== Objective ==
Would you retype all of these records exactly?

Collection entries:
◆ ◆ ◆

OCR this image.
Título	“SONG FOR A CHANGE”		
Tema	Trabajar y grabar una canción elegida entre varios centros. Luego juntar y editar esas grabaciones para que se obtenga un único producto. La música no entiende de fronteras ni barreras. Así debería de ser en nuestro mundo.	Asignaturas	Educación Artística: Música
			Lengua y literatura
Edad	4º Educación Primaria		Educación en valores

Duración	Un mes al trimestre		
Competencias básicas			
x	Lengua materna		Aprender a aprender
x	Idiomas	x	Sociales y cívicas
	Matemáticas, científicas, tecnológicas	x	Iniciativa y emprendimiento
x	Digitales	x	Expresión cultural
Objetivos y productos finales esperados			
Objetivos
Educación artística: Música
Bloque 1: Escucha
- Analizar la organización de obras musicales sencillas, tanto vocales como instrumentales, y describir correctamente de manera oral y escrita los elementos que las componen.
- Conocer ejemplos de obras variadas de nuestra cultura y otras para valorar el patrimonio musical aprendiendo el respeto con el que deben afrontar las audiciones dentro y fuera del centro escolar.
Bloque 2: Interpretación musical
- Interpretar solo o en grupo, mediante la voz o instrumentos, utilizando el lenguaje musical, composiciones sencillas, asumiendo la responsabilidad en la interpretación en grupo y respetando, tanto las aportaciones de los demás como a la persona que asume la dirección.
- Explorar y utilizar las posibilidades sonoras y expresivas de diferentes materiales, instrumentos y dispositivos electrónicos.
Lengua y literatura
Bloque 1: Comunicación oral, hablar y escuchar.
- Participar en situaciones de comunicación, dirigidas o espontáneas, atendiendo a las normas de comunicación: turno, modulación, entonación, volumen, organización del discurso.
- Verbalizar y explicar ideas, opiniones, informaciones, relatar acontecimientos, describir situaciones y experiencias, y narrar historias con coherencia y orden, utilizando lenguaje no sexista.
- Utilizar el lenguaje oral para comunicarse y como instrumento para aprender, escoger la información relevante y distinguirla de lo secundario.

◆ ◆ ◆

== The reply ==
OCR this image.
Título	“SONG FOR A CHANGE”		
Tema	Trabajar y grabar una canción elegida entre varios centros. Luego juntar y editar esas grabaciones para que se obtenga un único producto. La música no entiende de fronteras ni barreras. Así debería de ser en nuestro mundo.	Asignaturas	Educación Artística: Música
			Lengua y literatura
Edad	4º Educación Primaria		Educación en valores

Duración	Un mes al trimestre		
Competencias básicas			
x	Lengua materna		Aprender a aprender
x	Idiomas	x	Sociales y cívicas
	Matemáticas, científicas, tecnológicas	x	Iniciativa y emprendimiento
x	Digitales	x	Expresión cultural
Objetivos y productos finales esperados			
Objetivos
Educación artística: Música
Bloque 1: Escucha
- Analizar la organización de obras musicales sencillas, tanto vocales como instrumentales, y describir correctamente de manera oral y escrita los elementos que las componen.
- Conocer ejemplos de obras variadas de nuestra cultura y otras para valorar el patrimonio musical aprendiendo el respeto con el que deben afrontar las audiciones dentro y fuera del centro escolar.
Bloque 2: Interpretación musical
- Interpretar solo o en grupo, mediante la voz o instrumentos, utilizando el lenguaje musical, composiciones sencillas, asumiendo la responsabilidad en la interpretación en grupo y respetando, tanto las aportaciones de los demás como a la persona que asume la dirección.
- Explorar y utilizar las posibilidades sonoras y expresivas de diferentes materiales, instrumentos y dispositivos electrónicos.
Lengua y literatura
Bloque 1: Comunicación oral, hablar y escuchar.
- Participar en situaciones de comunicación, dirigidas o espontáneas, atendiendo a las normas de comunicación: turno, modulación, entonación, volumen, organización del discurso.
- Verbalizar y explicar ideas, opiniones, informaciones, relatar acontecimientos, describir situaciones y experiencias, y narrar historias con coherencia y orden, utilizando lenguaje no sexista.
- Utilizar el lenguaje oral para comunicarse y como instrumento para aprender, escoger la información relevante y distinguirla de lo secundario.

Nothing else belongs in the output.